◆ EXCERPTED RECORDS:
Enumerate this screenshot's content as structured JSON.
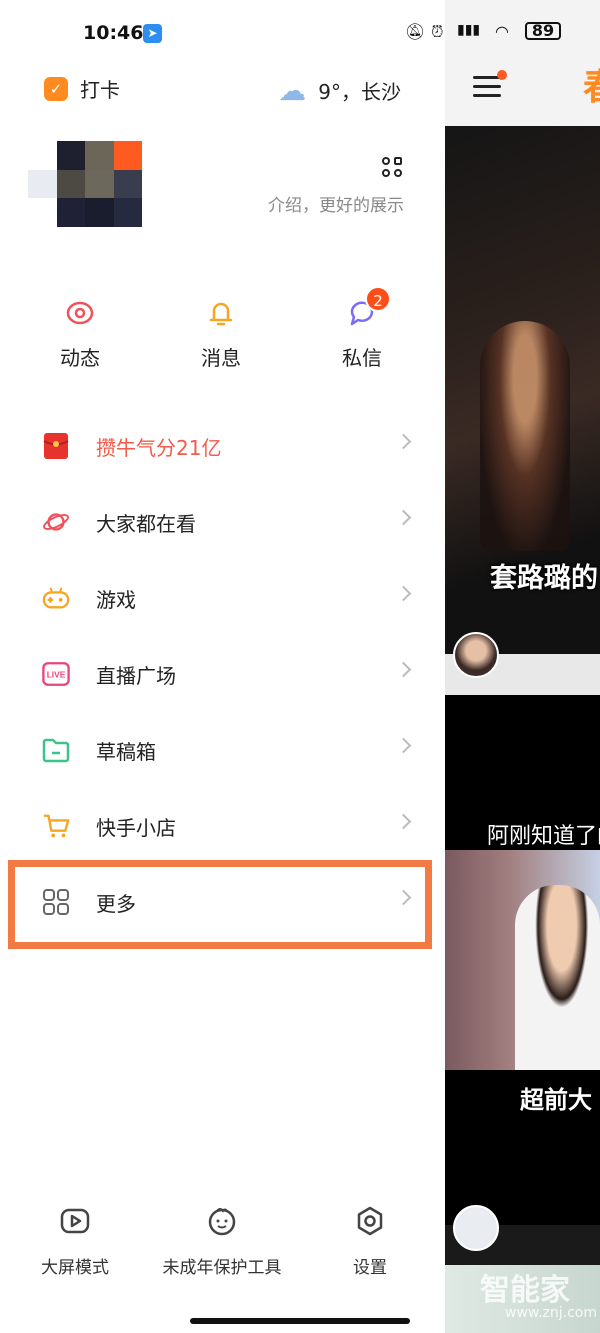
{
  "status_bar": {
    "time": "10:46",
    "battery": "89"
  },
  "drawer": {
    "checkin_label": "打卡",
    "weather": {
      "text": "9°，长沙"
    },
    "profile": {
      "bio_text": "介绍，更好的展示"
    },
    "quick_actions": [
      {
        "label": "动态",
        "icon": "eye-icon",
        "badge": ""
      },
      {
        "label": "消息",
        "icon": "bell-icon",
        "badge": ""
      },
      {
        "label": "私信",
        "icon": "chat-bubble-icon",
        "badge": "2"
      }
    ],
    "menu": [
      {
        "label": "攒牛气分21亿",
        "icon": "red-envelope-icon",
        "highlight_text": true
      },
      {
        "label": "大家都在看",
        "icon": "planet-icon"
      },
      {
        "label": "游戏",
        "icon": "gamepad-icon"
      },
      {
        "label": "直播广场",
        "icon": "live-icon",
        "icon_text": "LIVE"
      },
      {
        "label": "草稿箱",
        "icon": "folder-icon"
      },
      {
        "label": "快手小店",
        "icon": "cart-icon"
      },
      {
        "label": "更多",
        "icon": "grid-icon",
        "outlined": true
      }
    ],
    "bottom_actions": [
      {
        "label": "大屏模式",
        "icon": "play-icon"
      },
      {
        "label": "未成年保护工具",
        "icon": "child-face-icon"
      },
      {
        "label": "设置",
        "icon": "settings-icon"
      }
    ]
  },
  "feed": {
    "card1_caption": "套路璐的",
    "card2_caption_top": "阿刚知道了的",
    "card2_caption_bottom": "超前大",
    "watermark": "智能家",
    "watermark_url": "www.znj.com"
  },
  "colors": {
    "accent_orange": "#ff8a1f",
    "highlight_border": "#f47a43",
    "badge_red": "#ff4d1a",
    "hot_text": "#f25a4a"
  }
}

◆ PROBLEM TO SOLVE:
Set every line down exactly as written, leaving each picture out.

◆ RESULT FOR THIS TASK:
Enumerate this screenshot's content as structured JSON.
{
  "status_bar": {
    "time": "10:46",
    "battery": "89"
  },
  "drawer": {
    "checkin_label": "打卡",
    "weather": {
      "text": "9°，长沙"
    },
    "profile": {
      "bio_text": "介绍，更好的展示"
    },
    "quick_actions": [
      {
        "label": "动态",
        "icon": "eye-icon",
        "badge": ""
      },
      {
        "label": "消息",
        "icon": "bell-icon",
        "badge": ""
      },
      {
        "label": "私信",
        "icon": "chat-bubble-icon",
        "badge": "2"
      }
    ],
    "menu": [
      {
        "label": "攒牛气分21亿",
        "icon": "red-envelope-icon",
        "highlight_text": true
      },
      {
        "label": "大家都在看",
        "icon": "planet-icon"
      },
      {
        "label": "游戏",
        "icon": "gamepad-icon"
      },
      {
        "label": "直播广场",
        "icon": "live-icon",
        "icon_text": "LIVE"
      },
      {
        "label": "草稿箱",
        "icon": "folder-icon"
      },
      {
        "label": "快手小店",
        "icon": "cart-icon"
      },
      {
        "label": "更多",
        "icon": "grid-icon",
        "outlined": true
      }
    ],
    "bottom_actions": [
      {
        "label": "大屏模式",
        "icon": "play-icon"
      },
      {
        "label": "未成年保护工具",
        "icon": "child-face-icon"
      },
      {
        "label": "设置",
        "icon": "settings-icon"
      }
    ]
  },
  "feed": {
    "card1_caption": "套路璐的",
    "card2_caption_top": "阿刚知道了的",
    "card2_caption_bottom": "超前大",
    "watermark": "智能家",
    "watermark_url": "www.znj.com"
  },
  "colors": {
    "accent_orange": "#ff8a1f",
    "highlight_border": "#f47a43",
    "badge_red": "#ff4d1a",
    "hot_text": "#f25a4a"
  }
}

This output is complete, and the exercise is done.